**What the task asks**
Down to the last line, print the material below verbatim.

.....

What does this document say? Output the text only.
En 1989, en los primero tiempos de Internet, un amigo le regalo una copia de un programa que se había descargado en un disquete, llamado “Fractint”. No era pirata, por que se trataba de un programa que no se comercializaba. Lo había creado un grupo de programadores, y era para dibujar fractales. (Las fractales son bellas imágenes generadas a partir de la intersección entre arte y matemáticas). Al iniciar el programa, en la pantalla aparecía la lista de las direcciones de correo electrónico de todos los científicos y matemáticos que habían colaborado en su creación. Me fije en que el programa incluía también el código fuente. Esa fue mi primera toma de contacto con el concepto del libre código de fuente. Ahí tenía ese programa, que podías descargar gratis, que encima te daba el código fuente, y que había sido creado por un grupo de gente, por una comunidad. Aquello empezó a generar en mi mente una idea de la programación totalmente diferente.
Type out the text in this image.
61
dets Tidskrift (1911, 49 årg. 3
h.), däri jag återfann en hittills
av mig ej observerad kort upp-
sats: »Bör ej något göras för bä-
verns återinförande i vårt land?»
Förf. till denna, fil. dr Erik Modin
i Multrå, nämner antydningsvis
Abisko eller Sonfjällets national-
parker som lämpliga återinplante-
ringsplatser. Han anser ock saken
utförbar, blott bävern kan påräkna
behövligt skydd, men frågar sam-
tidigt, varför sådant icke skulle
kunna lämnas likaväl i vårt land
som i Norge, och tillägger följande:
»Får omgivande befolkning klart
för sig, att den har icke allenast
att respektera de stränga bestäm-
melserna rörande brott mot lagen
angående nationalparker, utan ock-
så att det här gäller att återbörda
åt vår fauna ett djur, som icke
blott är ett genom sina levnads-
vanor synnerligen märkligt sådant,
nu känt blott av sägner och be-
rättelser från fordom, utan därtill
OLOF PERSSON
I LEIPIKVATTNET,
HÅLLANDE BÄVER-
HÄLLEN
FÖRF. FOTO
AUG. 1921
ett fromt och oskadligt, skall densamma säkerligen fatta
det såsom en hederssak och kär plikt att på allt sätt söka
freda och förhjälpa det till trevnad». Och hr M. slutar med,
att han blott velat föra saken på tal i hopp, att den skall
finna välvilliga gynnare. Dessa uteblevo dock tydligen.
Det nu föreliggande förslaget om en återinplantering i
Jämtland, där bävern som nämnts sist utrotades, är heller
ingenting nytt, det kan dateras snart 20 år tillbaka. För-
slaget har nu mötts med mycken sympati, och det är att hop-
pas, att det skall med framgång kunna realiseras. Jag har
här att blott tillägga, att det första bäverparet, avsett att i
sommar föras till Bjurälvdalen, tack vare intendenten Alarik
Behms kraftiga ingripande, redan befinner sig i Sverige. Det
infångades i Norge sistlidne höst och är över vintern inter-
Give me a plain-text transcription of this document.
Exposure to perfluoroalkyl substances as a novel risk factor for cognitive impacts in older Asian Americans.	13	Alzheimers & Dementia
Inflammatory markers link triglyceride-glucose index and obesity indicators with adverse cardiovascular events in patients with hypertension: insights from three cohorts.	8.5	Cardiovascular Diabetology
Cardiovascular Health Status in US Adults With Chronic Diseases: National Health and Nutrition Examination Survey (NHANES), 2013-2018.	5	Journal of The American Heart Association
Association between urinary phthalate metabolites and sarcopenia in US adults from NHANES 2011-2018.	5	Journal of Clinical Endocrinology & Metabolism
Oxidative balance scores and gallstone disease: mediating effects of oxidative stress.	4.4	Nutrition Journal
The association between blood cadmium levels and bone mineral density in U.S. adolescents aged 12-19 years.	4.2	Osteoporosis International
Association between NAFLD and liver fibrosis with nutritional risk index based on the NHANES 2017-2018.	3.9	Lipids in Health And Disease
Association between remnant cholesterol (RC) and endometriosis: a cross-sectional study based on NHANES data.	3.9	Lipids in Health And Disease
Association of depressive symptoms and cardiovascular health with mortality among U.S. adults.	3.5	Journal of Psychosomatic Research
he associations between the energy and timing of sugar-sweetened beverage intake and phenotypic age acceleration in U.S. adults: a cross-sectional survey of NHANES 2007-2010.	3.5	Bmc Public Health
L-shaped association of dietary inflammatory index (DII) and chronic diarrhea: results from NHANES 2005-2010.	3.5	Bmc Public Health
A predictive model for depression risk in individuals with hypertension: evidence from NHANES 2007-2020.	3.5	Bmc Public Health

.....

**Final answer**
What does this document say? Output the text only.
En 1989, en los primero tiempos de Internet, un amigo le regalo una copia de un programa que se había descargado en un disquete, llamado “Fractint”. No era pirata, por que se trataba de un programa que no se comercializaba. Lo había creado un grupo de programadores, y era para dibujar fractales. (Las fractales son bellas imágenes generadas a partir de la intersección entre arte y matemáticas). Al iniciar el programa, en la pantalla aparecía la lista de las direcciones de correo electrónico de todos los científicos y matemáticos que habían colaborado en su creación. Me fije en que el programa incluía también el código fuente. Esa fue mi primera toma de contacto con el concepto del libre código de fuente. Ahí tenía ese programa, que podías descargar gratis, que encima te daba el código fuente, y que había sido creado por un grupo de gente, por una comunidad. Aquello empezó a generar en mi mente una idea de la programación totalmente diferente.
Type out the text in this image.
61
dets Tidskrift (1911, 49 årg. 3
h.), däri jag återfann en hittills
av mig ej observerad kort upp-
sats: »Bör ej något göras för bä-
verns återinförande i vårt land?»
Förf. till denna, fil. dr Erik Modin
i Multrå, nämner antydningsvis
Abisko eller Sonfjällets national-
parker som lämpliga återinplante-
ringsplatser. Han anser ock saken
utförbar, blott bävern kan påräkna
behövligt skydd, men frågar sam-
tidigt, varför sådant icke skulle
kunna lämnas likaväl i vårt land
som i Norge, och tillägger följande:
»Får omgivande befolkning klart
för sig, att den har icke allenast
att respektera de stränga bestäm-
melserna rörande brott mot lagen
angående nationalparker, utan ock-
så att det här gäller att återbörda
åt vår fauna ett djur, som icke
blott är ett genom sina levnads-
vanor synnerligen märkligt sådant,
nu känt blott av sägner och be-
rättelser från fordom, utan därtill
OLOF PERSSON
I LEIPIKVATTNET,
HÅLLANDE BÄVER-
HÄLLEN
FÖRF. FOTO
AUG. 1921
ett fromt och oskadligt, skall densamma säkerligen fatta
det såsom en hederssak och kär plikt att på allt sätt söka
freda och förhjälpa det till trevnad». Och hr M. slutar med,
att han blott velat föra saken på tal i hopp, att den skall
finna välvilliga gynnare. Dessa uteblevo dock tydligen.
Det nu föreliggande förslaget om en återinplantering i
Jämtland, där bävern som nämnts sist utrotades, är heller
ingenting nytt, det kan dateras snart 20 år tillbaka. För-
slaget har nu mötts med mycken sympati, och det är att hop-
pas, att det skall med framgång kunna realiseras. Jag har
här att blott tillägga, att det första bäverparet, avsett att i
sommar föras till Bjurälvdalen, tack vare intendenten Alarik
Behms kraftiga ingripande, redan befinner sig i Sverige. Det
infångades i Norge sistlidne höst och är över vintern inter-
Give me a plain-text transcription of this document.
Exposure to perfluoroalkyl substances as a novel risk factor for cognitive impacts in older Asian Americans.	13	Alzheimers & Dementia
Inflammatory markers link triglyceride-glucose index and obesity indicators with adverse cardiovascular events in patients with hypertension: insights from three cohorts.	8.5	Cardiovascular Diabetology
Cardiovascular Health Status in US Adults With Chronic Diseases: National Health and Nutrition Examination Survey (NHANES), 2013-2018.	5	Journal of The American Heart Association
Association between urinary phthalate metabolites and sarcopenia in US adults from NHANES 2011-2018.	5	Journal of Clinical Endocrinology & Metabolism
Oxidative balance scores and gallstone disease: mediating effects of oxidative stress.	4.4	Nutrition Journal
The association between blood cadmium levels and bone mineral density in U.S. adolescents aged 12-19 years.	4.2	Osteoporosis International
Association between NAFLD and liver fibrosis with nutritional risk index based on the NHANES 2017-2018.	3.9	Lipids in Health And Disease
Association between remnant cholesterol (RC) and endometriosis: a cross-sectional study based on NHANES data.	3.9	Lipids in Health And Disease
Association of depressive symptoms and cardiovascular health with mortality among U.S. adults.	3.5	Journal of Psychosomatic Research
he associations between the energy and timing of sugar-sweetened beverage intake and phenotypic age acceleration in U.S. adults: a cross-sectional survey of NHANES 2007-2010.	3.5	Bmc Public Health
L-shaped association of dietary inflammatory index (DII) and chronic diarrhea: results from NHANES 2005-2010.	3.5	Bmc Public Health
A predictive model for depression risk in individuals with hypertension: evidence from NHANES 2007-2020.	3.5	Bmc Public Health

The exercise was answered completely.